Transcribe the entries that follow, word for word.
── Information provided ──
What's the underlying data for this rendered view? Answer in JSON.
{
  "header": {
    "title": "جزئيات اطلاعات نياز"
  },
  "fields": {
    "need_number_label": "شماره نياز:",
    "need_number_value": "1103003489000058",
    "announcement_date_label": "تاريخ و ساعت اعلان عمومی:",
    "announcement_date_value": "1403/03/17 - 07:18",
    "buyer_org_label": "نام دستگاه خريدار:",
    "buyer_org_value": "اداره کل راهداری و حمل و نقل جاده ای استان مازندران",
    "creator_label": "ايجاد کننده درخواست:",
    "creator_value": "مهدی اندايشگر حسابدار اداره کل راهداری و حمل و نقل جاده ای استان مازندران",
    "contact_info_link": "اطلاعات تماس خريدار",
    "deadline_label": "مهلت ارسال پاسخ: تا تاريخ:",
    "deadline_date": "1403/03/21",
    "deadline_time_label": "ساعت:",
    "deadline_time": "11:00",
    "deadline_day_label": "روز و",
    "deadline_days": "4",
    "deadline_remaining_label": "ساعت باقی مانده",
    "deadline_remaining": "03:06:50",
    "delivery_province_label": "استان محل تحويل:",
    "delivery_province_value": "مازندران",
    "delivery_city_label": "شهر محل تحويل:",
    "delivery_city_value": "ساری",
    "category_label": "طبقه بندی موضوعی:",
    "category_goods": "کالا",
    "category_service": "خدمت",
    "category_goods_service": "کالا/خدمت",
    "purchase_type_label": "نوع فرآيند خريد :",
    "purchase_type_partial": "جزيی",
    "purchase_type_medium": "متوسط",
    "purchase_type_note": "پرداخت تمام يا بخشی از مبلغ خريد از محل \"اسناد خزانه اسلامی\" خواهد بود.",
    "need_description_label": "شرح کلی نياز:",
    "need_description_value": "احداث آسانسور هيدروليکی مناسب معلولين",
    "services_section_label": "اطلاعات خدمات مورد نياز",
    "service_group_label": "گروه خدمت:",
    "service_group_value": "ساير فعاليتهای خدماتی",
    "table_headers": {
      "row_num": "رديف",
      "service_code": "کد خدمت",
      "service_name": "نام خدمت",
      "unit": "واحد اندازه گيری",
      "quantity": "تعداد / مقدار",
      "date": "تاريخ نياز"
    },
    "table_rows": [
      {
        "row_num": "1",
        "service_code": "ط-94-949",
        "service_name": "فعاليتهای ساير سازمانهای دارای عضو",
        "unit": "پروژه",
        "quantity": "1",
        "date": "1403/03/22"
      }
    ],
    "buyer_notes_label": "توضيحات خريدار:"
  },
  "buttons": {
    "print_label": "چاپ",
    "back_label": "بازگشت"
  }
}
───
• **Reply to the task**:
What's the underlying data for this rendered view? Answer in JSON.
{
  "header": {
    "title": "جزئيات اطلاعات نياز"
  },
  "fields": {
    "need_number_label": "شماره نياز:",
    "need_number_value": "1103003489000058",
    "announcement_date_label": "تاريخ و ساعت اعلان عمومی:",
    "announcement_date_value": "1403/03/17 - 07:18",
    "buyer_org_label": "نام دستگاه خريدار:",
    "buyer_org_value": "اداره کل راهداری و حمل و نقل جاده ای استان مازندران",
    "creator_label": "ايجاد کننده درخواست:",
    "creator_value": "مهدی اندايشگر حسابدار اداره کل راهداری و حمل و نقل جاده ای استان مازندران",
    "contact_info_link": "اطلاعات تماس خريدار",
    "deadline_label": "مهلت ارسال پاسخ: تا تاريخ:",
    "deadline_date": "1403/03/21",
    "deadline_time_label": "ساعت:",
    "deadline_time": "11:00",
    "deadline_day_label": "روز و",
    "deadline_days": "4",
    "deadline_remaining_label": "ساعت باقی مانده",
    "deadline_remaining": "03:06:50",
    "delivery_province_label": "استان محل تحويل:",
    "delivery_province_value": "مازندران",
    "delivery_city_label": "شهر محل تحويل:",
    "delivery_city_value": "ساری",
    "category_label": "طبقه بندی موضوعی:",
    "category_goods": "کالا",
    "category_service": "خدمت",
    "category_goods_service": "کالا/خدمت",
    "purchase_type_label": "نوع فرآيند خريد :",
    "purchase_type_partial": "جزيی",
    "purchase_type_medium": "متوسط",
    "purchase_type_note": "پرداخت تمام يا بخشی از مبلغ خريد از محل \"اسناد خزانه اسلامی\" خواهد بود.",
    "need_description_label": "شرح کلی نياز:",
    "need_description_value": "احداث آسانسور هيدروليکی مناسب معلولين",
    "services_section_label": "اطلاعات خدمات مورد نياز",
    "service_group_label": "گروه خدمت:",
    "service_group_value": "ساير فعاليتهای خدماتی",
    "table_headers": {
      "row_num": "رديف",
      "service_code": "کد خدمت",
      "service_name": "نام خدمت",
      "unit": "واحد اندازه گيری",
      "quantity": "تعداد / مقدار",
      "date": "تاريخ نياز"
    },
    "table_rows": [
      {
        "row_num": "1",
        "service_code": "ط-94-949",
        "service_name": "فعاليتهای ساير سازمانهای دارای عضو",
        "unit": "پروژه",
        "quantity": "1",
        "date": "1403/03/22"
      }
    ],
    "buyer_notes_label": "توضيحات خريدار:"
  },
  "buttons": {
    "print_label": "چاپ",
    "back_label": "بازگشت"
  }
}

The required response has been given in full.